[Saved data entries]
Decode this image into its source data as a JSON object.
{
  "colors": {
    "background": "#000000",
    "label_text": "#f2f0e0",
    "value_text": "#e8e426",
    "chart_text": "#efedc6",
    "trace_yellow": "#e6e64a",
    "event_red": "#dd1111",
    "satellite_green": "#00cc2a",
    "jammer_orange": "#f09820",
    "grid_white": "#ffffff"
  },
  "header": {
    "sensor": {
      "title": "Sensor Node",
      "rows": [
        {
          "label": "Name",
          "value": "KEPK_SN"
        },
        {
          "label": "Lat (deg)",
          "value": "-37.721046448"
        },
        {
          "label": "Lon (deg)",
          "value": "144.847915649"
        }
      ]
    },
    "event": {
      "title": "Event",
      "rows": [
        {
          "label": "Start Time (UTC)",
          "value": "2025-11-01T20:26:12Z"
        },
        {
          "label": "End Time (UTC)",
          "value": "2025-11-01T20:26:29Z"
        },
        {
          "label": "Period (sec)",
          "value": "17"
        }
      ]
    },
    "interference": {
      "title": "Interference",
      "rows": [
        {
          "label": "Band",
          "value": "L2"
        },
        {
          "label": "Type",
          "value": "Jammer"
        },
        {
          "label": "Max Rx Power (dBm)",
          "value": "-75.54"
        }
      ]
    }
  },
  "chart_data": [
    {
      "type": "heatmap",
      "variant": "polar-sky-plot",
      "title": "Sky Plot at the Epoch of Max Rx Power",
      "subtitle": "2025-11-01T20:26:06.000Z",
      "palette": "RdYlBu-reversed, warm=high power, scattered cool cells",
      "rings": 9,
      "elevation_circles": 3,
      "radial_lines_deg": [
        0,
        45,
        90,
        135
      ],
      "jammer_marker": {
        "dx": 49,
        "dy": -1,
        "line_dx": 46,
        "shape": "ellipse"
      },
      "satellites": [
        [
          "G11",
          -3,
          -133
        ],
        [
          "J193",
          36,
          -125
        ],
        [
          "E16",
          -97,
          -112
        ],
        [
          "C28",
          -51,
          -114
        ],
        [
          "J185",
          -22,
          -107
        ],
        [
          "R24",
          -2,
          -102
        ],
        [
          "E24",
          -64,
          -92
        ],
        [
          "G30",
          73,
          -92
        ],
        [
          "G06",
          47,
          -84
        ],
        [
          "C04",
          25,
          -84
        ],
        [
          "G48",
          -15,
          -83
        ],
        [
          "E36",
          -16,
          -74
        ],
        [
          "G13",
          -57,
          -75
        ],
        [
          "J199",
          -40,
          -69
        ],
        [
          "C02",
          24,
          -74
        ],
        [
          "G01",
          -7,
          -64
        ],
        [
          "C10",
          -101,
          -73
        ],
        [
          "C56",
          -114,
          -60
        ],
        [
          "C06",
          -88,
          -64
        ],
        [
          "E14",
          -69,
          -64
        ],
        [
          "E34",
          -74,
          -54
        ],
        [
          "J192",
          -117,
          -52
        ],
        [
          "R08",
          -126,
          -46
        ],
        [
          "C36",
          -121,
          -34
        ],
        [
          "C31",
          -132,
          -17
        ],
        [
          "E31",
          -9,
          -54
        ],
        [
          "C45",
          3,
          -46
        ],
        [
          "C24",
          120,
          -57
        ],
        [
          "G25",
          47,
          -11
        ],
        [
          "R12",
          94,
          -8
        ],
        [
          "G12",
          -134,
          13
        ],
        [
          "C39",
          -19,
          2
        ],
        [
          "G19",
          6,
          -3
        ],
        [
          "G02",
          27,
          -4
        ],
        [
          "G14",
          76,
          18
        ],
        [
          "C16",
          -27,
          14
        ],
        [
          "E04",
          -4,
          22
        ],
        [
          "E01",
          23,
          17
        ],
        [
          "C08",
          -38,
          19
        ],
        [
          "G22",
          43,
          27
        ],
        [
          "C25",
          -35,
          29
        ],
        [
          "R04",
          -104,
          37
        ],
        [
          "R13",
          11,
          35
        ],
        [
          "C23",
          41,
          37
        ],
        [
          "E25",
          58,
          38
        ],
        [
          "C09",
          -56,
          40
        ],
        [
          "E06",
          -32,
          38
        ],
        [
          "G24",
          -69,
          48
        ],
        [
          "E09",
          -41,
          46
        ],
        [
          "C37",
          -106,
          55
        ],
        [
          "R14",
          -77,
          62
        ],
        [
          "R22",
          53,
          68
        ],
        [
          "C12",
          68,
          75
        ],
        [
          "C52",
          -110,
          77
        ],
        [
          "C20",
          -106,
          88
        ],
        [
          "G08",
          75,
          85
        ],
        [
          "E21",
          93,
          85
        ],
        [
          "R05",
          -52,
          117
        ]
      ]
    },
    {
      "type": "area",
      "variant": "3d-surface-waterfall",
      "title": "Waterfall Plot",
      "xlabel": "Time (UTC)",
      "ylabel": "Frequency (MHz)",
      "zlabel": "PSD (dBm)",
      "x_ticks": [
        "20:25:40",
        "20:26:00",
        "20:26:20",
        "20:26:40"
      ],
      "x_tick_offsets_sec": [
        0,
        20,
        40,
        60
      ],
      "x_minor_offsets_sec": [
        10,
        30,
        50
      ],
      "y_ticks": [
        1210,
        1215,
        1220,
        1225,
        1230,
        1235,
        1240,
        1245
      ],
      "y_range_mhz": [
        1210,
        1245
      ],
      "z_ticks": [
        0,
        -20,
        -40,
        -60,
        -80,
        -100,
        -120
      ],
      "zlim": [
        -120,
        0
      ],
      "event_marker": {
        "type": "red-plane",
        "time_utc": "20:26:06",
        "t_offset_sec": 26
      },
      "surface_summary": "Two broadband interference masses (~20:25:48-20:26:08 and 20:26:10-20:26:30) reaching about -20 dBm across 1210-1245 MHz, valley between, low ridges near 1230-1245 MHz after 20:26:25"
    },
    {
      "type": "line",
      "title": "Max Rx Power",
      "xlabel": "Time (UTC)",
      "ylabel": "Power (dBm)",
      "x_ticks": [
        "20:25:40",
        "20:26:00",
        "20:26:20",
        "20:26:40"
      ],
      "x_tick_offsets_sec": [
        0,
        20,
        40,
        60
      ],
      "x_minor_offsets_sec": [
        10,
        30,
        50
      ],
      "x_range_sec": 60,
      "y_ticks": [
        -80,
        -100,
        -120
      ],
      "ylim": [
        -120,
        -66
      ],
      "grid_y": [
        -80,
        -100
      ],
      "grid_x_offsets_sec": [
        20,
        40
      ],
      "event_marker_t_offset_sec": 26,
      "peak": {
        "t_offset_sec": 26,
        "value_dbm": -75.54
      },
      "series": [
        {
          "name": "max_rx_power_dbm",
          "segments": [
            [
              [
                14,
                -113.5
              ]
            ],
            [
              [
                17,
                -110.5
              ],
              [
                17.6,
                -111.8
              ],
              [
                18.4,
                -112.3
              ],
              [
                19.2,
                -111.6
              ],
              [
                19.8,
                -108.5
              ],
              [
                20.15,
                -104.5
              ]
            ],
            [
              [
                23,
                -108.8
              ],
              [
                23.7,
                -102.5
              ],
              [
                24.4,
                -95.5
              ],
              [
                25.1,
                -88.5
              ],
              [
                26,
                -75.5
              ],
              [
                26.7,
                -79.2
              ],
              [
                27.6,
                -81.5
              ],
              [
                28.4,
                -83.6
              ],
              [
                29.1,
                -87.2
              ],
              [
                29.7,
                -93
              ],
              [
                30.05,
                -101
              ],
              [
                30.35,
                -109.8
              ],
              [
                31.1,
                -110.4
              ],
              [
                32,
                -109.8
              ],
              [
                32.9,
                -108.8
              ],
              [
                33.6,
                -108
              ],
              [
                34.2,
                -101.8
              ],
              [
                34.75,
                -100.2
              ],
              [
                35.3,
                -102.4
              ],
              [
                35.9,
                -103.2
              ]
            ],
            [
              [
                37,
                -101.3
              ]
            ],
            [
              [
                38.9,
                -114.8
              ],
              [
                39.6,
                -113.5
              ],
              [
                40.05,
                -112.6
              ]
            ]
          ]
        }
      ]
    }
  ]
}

ACTIVITY:
Throughout the records, the word "variant" shows up on certain lines. Report how many lines, with only the number.

EXERCISE SOLUTION:
2